--- start ---

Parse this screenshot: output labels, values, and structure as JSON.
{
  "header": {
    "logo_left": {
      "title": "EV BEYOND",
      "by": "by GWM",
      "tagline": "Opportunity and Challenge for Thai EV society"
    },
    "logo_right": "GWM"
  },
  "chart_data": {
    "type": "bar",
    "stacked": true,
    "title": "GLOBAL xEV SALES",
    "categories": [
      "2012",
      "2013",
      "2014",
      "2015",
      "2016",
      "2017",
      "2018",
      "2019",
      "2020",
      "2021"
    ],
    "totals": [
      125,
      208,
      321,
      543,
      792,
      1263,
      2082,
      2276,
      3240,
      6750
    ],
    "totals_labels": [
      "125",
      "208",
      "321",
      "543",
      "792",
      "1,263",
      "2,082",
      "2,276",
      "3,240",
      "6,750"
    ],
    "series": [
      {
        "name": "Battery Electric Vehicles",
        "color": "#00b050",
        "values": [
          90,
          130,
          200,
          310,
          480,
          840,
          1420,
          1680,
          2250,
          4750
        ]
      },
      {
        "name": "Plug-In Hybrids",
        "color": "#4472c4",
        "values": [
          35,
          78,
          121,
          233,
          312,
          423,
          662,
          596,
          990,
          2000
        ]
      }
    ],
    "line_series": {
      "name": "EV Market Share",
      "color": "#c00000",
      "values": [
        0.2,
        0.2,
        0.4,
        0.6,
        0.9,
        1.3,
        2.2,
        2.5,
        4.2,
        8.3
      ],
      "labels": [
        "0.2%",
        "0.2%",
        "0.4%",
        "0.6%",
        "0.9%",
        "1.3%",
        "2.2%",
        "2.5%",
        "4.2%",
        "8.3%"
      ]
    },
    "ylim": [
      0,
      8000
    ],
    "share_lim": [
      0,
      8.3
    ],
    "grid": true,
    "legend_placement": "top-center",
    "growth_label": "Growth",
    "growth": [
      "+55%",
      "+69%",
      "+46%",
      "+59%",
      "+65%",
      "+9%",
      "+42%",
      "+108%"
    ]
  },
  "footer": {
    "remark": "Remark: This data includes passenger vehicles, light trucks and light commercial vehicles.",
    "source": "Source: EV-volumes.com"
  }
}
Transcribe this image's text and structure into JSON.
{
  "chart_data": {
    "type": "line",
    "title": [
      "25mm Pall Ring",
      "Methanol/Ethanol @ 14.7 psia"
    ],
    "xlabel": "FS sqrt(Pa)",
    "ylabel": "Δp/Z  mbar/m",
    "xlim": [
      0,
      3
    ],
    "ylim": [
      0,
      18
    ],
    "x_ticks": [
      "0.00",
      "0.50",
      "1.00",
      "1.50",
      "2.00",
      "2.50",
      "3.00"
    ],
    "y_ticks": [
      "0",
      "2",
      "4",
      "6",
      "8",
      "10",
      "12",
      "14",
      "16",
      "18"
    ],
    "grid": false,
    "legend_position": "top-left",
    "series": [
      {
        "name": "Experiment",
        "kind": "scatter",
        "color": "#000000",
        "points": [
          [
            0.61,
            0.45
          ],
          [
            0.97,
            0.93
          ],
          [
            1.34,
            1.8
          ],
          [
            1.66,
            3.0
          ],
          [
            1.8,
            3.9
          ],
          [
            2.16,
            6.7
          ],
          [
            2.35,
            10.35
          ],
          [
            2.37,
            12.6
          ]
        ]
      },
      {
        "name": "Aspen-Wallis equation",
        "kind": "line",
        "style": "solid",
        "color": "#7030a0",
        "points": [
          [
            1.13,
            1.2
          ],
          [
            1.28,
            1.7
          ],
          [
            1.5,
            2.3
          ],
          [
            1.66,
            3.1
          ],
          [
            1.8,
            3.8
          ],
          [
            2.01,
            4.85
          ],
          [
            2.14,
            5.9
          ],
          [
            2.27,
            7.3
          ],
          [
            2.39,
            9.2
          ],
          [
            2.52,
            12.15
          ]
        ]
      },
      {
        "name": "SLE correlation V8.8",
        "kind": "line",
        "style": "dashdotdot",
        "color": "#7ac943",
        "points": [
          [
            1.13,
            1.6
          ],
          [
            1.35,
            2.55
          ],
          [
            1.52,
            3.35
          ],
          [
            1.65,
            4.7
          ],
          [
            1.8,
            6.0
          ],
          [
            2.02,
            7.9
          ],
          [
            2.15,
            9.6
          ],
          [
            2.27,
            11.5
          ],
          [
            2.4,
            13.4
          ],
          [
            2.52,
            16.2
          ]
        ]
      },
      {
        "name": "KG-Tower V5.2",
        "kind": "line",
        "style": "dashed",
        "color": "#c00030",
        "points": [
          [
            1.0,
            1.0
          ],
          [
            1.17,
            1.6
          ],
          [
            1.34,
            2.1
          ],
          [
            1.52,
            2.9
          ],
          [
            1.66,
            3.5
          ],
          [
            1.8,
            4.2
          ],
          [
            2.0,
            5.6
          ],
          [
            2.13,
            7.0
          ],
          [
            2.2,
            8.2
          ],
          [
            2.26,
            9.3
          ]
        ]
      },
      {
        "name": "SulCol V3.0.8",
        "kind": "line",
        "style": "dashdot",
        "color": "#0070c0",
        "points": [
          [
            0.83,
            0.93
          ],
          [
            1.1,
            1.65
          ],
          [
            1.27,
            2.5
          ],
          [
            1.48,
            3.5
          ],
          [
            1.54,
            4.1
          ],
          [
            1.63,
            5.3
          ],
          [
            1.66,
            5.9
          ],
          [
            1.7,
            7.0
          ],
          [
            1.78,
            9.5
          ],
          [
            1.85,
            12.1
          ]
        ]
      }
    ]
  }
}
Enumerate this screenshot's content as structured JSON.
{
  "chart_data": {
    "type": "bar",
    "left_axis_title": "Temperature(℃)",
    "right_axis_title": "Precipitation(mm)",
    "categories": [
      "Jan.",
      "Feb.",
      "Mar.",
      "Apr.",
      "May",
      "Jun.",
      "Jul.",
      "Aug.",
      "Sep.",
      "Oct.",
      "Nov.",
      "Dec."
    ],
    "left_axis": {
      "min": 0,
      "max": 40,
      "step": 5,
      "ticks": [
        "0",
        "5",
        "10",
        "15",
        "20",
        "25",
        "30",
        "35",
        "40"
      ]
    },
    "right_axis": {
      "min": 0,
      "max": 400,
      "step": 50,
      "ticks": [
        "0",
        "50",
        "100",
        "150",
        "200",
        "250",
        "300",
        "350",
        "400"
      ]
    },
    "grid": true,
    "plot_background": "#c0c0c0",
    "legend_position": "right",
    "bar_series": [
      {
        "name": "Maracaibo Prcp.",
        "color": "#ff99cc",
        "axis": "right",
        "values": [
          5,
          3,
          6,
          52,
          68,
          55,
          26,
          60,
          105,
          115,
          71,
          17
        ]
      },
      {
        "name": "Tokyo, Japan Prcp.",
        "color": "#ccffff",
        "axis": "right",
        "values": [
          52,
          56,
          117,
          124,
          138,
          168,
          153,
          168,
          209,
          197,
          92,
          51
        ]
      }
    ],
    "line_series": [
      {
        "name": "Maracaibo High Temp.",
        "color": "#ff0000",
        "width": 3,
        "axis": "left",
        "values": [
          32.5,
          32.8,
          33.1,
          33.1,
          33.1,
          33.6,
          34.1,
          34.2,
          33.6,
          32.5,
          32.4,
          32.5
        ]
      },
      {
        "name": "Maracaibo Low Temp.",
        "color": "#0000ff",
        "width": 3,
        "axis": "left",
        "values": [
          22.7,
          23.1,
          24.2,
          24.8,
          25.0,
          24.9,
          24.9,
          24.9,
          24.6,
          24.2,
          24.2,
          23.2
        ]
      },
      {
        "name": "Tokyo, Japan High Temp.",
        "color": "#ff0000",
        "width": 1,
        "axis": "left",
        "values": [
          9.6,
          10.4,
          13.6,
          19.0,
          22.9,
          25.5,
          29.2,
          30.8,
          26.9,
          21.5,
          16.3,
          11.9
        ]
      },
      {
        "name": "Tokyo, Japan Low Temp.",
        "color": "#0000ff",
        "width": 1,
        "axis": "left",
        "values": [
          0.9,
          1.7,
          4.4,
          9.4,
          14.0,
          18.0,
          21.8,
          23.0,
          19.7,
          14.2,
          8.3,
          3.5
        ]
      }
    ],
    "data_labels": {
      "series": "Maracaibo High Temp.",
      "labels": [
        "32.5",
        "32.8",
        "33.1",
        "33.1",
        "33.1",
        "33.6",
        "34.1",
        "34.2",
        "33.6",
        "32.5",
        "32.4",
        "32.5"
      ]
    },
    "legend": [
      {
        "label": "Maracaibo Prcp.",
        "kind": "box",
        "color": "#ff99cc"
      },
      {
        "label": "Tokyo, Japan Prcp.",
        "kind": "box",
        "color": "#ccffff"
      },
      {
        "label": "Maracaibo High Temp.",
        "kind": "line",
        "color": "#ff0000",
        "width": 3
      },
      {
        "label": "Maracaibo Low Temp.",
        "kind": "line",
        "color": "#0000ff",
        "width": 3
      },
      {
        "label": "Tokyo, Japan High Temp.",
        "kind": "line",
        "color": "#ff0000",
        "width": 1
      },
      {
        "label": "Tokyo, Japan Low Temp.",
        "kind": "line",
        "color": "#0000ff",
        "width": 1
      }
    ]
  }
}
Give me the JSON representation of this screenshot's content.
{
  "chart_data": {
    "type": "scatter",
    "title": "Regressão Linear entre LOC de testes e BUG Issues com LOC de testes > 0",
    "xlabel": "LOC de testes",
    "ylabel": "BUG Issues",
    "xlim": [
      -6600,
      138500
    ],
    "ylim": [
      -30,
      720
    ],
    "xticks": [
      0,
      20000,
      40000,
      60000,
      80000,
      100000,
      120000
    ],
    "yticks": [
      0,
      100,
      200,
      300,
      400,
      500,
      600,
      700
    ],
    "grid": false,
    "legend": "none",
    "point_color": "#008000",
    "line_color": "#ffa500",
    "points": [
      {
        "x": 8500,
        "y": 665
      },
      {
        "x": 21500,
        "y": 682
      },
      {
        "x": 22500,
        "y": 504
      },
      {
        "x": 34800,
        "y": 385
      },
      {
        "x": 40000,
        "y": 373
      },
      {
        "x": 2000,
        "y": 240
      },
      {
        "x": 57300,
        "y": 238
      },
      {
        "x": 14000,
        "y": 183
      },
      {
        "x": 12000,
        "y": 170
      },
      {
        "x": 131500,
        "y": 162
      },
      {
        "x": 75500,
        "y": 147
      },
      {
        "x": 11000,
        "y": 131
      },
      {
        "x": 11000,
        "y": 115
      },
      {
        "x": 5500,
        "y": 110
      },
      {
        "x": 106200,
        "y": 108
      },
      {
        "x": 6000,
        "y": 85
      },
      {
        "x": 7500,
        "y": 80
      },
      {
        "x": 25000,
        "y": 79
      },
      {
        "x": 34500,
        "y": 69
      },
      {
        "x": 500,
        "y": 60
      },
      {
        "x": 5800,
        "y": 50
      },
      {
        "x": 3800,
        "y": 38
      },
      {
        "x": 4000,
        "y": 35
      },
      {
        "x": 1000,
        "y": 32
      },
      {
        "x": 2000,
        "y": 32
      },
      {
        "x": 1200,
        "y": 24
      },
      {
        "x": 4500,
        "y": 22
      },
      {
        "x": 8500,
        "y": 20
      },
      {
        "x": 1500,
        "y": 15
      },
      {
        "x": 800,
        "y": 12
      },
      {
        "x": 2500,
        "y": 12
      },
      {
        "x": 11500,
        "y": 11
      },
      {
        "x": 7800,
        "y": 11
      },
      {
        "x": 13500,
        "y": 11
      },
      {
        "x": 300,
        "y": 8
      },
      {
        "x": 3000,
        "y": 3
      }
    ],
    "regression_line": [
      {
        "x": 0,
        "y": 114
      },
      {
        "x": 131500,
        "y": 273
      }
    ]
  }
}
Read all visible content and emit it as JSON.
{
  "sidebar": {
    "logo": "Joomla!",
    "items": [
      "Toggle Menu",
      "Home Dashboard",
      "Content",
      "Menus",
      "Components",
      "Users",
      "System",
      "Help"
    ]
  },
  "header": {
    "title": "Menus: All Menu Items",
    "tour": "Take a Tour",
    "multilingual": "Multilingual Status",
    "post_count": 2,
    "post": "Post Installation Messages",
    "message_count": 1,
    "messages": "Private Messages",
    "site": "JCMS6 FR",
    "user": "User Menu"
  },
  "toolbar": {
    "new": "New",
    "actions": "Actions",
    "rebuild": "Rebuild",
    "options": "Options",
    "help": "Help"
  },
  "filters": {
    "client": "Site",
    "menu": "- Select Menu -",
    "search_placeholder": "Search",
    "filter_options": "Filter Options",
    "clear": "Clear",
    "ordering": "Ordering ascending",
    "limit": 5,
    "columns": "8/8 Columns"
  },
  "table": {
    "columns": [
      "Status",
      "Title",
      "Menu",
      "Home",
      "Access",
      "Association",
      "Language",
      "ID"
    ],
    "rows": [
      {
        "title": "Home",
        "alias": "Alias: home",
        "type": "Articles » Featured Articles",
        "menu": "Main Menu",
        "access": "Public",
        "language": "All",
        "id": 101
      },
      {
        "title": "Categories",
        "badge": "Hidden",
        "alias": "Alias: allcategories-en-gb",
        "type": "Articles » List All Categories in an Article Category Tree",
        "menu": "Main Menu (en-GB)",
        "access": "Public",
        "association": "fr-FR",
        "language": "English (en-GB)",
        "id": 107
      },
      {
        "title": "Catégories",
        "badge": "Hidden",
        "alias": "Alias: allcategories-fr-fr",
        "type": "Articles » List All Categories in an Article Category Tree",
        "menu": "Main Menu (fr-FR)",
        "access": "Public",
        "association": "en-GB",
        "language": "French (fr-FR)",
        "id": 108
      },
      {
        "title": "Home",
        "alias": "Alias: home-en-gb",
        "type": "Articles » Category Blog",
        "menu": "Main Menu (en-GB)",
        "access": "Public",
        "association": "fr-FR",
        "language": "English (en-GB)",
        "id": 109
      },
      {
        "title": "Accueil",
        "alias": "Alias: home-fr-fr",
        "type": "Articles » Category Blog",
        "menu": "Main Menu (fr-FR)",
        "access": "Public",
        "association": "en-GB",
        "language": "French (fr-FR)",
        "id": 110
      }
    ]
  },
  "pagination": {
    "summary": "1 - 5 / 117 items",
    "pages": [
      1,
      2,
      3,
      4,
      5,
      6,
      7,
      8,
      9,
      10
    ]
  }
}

--- end ---

§ **GIVEN EXERCISE**: For the listing above, identify each line bearing "High".

§ **WRITTEN SOLUTION**:
        "name": "Maracaibo High Temp.",
        "name": "Tokyo, Japan High Temp.",
      "series": "Maracaibo High Temp.",
        "label": "Maracaibo High Temp.",
        "label": "Tokyo, Japan High Temp.",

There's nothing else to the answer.